— TASK ITEM —
Reproduce all the data, character for character.

— EXTRACTED MATERIAL —
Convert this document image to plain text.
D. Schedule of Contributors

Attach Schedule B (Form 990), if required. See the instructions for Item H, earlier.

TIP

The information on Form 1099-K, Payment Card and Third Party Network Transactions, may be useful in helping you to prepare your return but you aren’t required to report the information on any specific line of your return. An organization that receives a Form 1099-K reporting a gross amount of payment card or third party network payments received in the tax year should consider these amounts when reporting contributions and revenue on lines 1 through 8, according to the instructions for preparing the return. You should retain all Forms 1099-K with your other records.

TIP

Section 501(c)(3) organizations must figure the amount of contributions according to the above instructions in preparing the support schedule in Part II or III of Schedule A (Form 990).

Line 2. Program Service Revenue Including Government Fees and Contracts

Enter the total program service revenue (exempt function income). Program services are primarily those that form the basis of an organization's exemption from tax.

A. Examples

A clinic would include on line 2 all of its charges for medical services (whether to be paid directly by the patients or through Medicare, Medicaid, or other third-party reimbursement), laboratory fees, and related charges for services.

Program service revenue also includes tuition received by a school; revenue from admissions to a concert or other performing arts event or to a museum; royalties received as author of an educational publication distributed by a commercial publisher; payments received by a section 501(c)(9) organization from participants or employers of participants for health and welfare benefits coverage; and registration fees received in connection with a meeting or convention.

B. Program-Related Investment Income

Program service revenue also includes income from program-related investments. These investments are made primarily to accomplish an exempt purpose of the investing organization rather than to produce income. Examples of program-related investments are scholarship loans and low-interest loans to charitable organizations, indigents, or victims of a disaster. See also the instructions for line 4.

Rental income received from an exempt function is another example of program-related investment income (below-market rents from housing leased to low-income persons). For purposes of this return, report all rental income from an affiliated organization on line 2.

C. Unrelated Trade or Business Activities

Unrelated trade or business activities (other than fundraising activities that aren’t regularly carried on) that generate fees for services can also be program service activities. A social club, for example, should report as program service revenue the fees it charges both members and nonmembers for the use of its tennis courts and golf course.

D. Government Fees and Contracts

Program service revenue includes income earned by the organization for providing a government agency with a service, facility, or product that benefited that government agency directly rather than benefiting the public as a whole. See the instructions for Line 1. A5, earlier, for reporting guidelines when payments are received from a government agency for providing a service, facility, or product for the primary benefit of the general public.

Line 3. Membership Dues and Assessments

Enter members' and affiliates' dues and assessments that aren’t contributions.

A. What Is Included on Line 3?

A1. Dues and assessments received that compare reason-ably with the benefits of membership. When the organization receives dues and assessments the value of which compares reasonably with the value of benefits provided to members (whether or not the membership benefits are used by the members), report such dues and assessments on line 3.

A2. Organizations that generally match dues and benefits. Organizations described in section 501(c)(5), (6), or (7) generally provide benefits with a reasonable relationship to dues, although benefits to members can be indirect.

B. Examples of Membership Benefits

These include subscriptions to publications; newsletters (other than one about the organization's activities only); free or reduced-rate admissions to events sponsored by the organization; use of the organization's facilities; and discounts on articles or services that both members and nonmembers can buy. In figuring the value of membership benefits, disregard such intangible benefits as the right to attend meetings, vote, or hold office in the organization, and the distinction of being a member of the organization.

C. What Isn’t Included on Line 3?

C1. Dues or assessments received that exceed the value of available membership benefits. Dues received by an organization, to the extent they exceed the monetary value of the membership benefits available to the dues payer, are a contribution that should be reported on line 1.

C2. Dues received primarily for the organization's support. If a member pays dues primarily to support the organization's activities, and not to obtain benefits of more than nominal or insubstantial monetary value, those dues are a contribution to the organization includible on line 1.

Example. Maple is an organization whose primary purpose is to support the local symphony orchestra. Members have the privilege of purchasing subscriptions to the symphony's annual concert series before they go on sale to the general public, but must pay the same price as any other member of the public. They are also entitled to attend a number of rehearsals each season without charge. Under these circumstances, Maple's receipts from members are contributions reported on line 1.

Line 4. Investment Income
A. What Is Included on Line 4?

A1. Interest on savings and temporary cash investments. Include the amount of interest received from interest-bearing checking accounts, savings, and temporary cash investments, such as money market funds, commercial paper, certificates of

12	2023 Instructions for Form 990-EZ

— YOUR SOLUTION —
Convert this document image to plain text.
D. Schedule of Contributors

Attach Schedule B (Form 990), if required. See the instructions for Item H, earlier.

TIP

The information on Form 1099-K, Payment Card and Third Party Network Transactions, may be useful in helping you to prepare your return but you aren’t required to report the information on any specific line of your return. An organization that receives a Form 1099-K reporting a gross amount of payment card or third party network payments received in the tax year should consider these amounts when reporting contributions and revenue on lines 1 through 8, according to the instructions for preparing the return. You should retain all Forms 1099-K with your other records.

TIP

Section 501(c)(3) organizations must figure the amount of contributions according to the above instructions in preparing the support schedule in Part II or III of Schedule A (Form 990).

Line 2. Program Service Revenue Including Government Fees and Contracts

Enter the total program service revenue (exempt function income). Program services are primarily those that form the basis of an organization's exemption from tax.

A. Examples

A clinic would include on line 2 all of its charges for medical services (whether to be paid directly by the patients or through Medicare, Medicaid, or other third-party reimbursement), laboratory fees, and related charges for services.

Program service revenue also includes tuition received by a school; revenue from admissions to a concert or other performing arts event or to a museum; royalties received as author of an educational publication distributed by a commercial publisher; payments received by a section 501(c)(9) organization from participants or employers of participants for health and welfare benefits coverage; and registration fees received in connection with a meeting or convention.

B. Program-Related Investment Income

Program service revenue also includes income from program-related investments. These investments are made primarily to accomplish an exempt purpose of the investing organization rather than to produce income. Examples of program-related investments are scholarship loans and low-interest loans to charitable organizations, indigents, or victims of a disaster. See also the instructions for line 4.

Rental income received from an exempt function is another example of program-related investment income (below-market rents from housing leased to low-income persons). For purposes of this return, report all rental income from an affiliated organization on line 2.

C. Unrelated Trade or Business Activities

Unrelated trade or business activities (other than fundraising activities that aren’t regularly carried on) that generate fees for services can also be program service activities. A social club, for example, should report as program service revenue the fees it charges both members and nonmembers for the use of its tennis courts and golf course.

D. Government Fees and Contracts

Program service revenue includes income earned by the organization for providing a government agency with a service, facility, or product that benefited that government agency directly rather than benefiting the public as a whole. See the instructions for Line 1. A5, earlier, for reporting guidelines when payments are received from a government agency for providing a service, facility, or product for the primary benefit of the general public.

Line 3. Membership Dues and Assessments

Enter members' and affiliates' dues and assessments that aren’t contributions.

A. What Is Included on Line 3?

A1. Dues and assessments received that compare reason-ably with the benefits of membership. When the organization receives dues and assessments the value of which compares reasonably with the value of benefits provided to members (whether or not the membership benefits are used by the members), report such dues and assessments on line 3.

A2. Organizations that generally match dues and benefits. Organizations described in section 501(c)(5), (6), or (7) generally provide benefits with a reasonable relationship to dues, although benefits to members can be indirect.

B. Examples of Membership Benefits

These include subscriptions to publications; newsletters (other than one about the organization's activities only); free or reduced-rate admissions to events sponsored by the organization; use of the organization's facilities; and discounts on articles or services that both members and nonmembers can buy. In figuring the value of membership benefits, disregard such intangible benefits as the right to attend meetings, vote, or hold office in the organization, and the distinction of being a member of the organization.

C. What Isn’t Included on Line 3?

C1. Dues or assessments received that exceed the value of available membership benefits. Dues received by an organization, to the extent they exceed the monetary value of the membership benefits available to the dues payer, are a contribution that should be reported on line 1.

C2. Dues received primarily for the organization's support. If a member pays dues primarily to support the organization's activities, and not to obtain benefits of more than nominal or insubstantial monetary value, those dues are a contribution to the organization includible on line 1.

Example. Maple is an organization whose primary purpose is to support the local symphony orchestra. Members have the privilege of purchasing subscriptions to the symphony's annual concert series before they go on sale to the general public, but must pay the same price as any other member of the public. They are also entitled to attend a number of rehearsals each season without charge. Under these circumstances, Maple's receipts from members are contributions reported on line 1.

Line 4. Investment Income
A. What Is Included on Line 4?

A1. Interest on savings and temporary cash investments. Include the amount of interest received from interest-bearing checking accounts, savings, and temporary cash investments, such as money market funds, commercial paper, certificates of

12	2023 Instructions for Form 990-EZ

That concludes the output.